● **Aim**:
Copy the listing below in full and skip every picture.

BEGIN Provided records

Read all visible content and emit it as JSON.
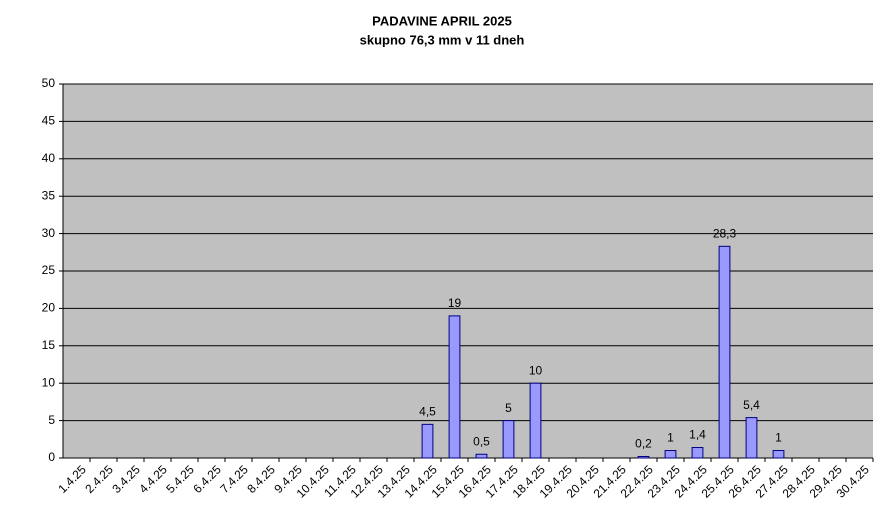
{
  "chart_data": {
    "type": "bar",
    "title": "PADAVINE APRIL 2025",
    "subtitle": "skupno 76,3 mm v 11 dneh",
    "categories": [
      "1.4.25",
      "2.4.25",
      "3.4.25",
      "4.4.25",
      "5.4.25",
      "6.4.25",
      "7.4.25",
      "8.4.25",
      "9.4.25",
      "10.4.25",
      "11.4.25",
      "12.4.25",
      "13.4.25",
      "14.4.25",
      "15.4.25",
      "16.4.25",
      "17.4.25",
      "18.4.25",
      "19.4.25",
      "20.4.25",
      "21.4.25",
      "22.4.25",
      "23.4.25",
      "24.4.25",
      "25.4.25",
      "26.4.25",
      "27.4.25",
      "28.4.25",
      "29.4.25",
      "30.4.25"
    ],
    "values": [
      null,
      null,
      null,
      null,
      null,
      null,
      null,
      null,
      null,
      null,
      null,
      null,
      null,
      4.5,
      19,
      0.5,
      5,
      10,
      null,
      null,
      null,
      0.2,
      1,
      1.4,
      28.3,
      5.4,
      1,
      null,
      null,
      null
    ],
    "value_labels": [
      null,
      null,
      null,
      null,
      null,
      null,
      null,
      null,
      null,
      null,
      null,
      null,
      null,
      "4,5",
      "19",
      "0,5",
      "5",
      "10",
      null,
      null,
      null,
      "0,2",
      "1",
      "1,4",
      "28,3",
      "5,4",
      "1",
      null,
      null,
      null
    ],
    "color": "#9999ff",
    "ylim": [
      0,
      50
    ],
    "yticks": [
      0,
      5,
      10,
      15,
      20,
      25,
      30,
      35,
      40,
      45,
      50
    ],
    "grid": true
  }
}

END Provided records

● **The output**:
Read all visible content and emit it as JSON.
{
  "chart_data": {
    "type": "bar",
    "title": "PADAVINE APRIL 2025",
    "subtitle": "skupno 76,3 mm v 11 dneh",
    "categories": [
      "1.4.25",
      "2.4.25",
      "3.4.25",
      "4.4.25",
      "5.4.25",
      "6.4.25",
      "7.4.25",
      "8.4.25",
      "9.4.25",
      "10.4.25",
      "11.4.25",
      "12.4.25",
      "13.4.25",
      "14.4.25",
      "15.4.25",
      "16.4.25",
      "17.4.25",
      "18.4.25",
      "19.4.25",
      "20.4.25",
      "21.4.25",
      "22.4.25",
      "23.4.25",
      "24.4.25",
      "25.4.25",
      "26.4.25",
      "27.4.25",
      "28.4.25",
      "29.4.25",
      "30.4.25"
    ],
    "values": [
      null,
      null,
      null,
      null,
      null,
      null,
      null,
      null,
      null,
      null,
      null,
      null,
      null,
      4.5,
      19,
      0.5,
      5,
      10,
      null,
      null,
      null,
      0.2,
      1,
      1.4,
      28.3,
      5.4,
      1,
      null,
      null,
      null
    ],
    "value_labels": [
      null,
      null,
      null,
      null,
      null,
      null,
      null,
      null,
      null,
      null,
      null,
      null,
      null,
      "4,5",
      "19",
      "0,5",
      "5",
      "10",
      null,
      null,
      null,
      "0,2",
      "1",
      "1,4",
      "28,3",
      "5,4",
      "1",
      null,
      null,
      null
    ],
    "color": "#9999ff",
    "ylim": [
      0,
      50
    ],
    "yticks": [
      0,
      5,
      10,
      15,
      20,
      25,
      30,
      35,
      40,
      45,
      50
    ],
    "grid": true
  }
}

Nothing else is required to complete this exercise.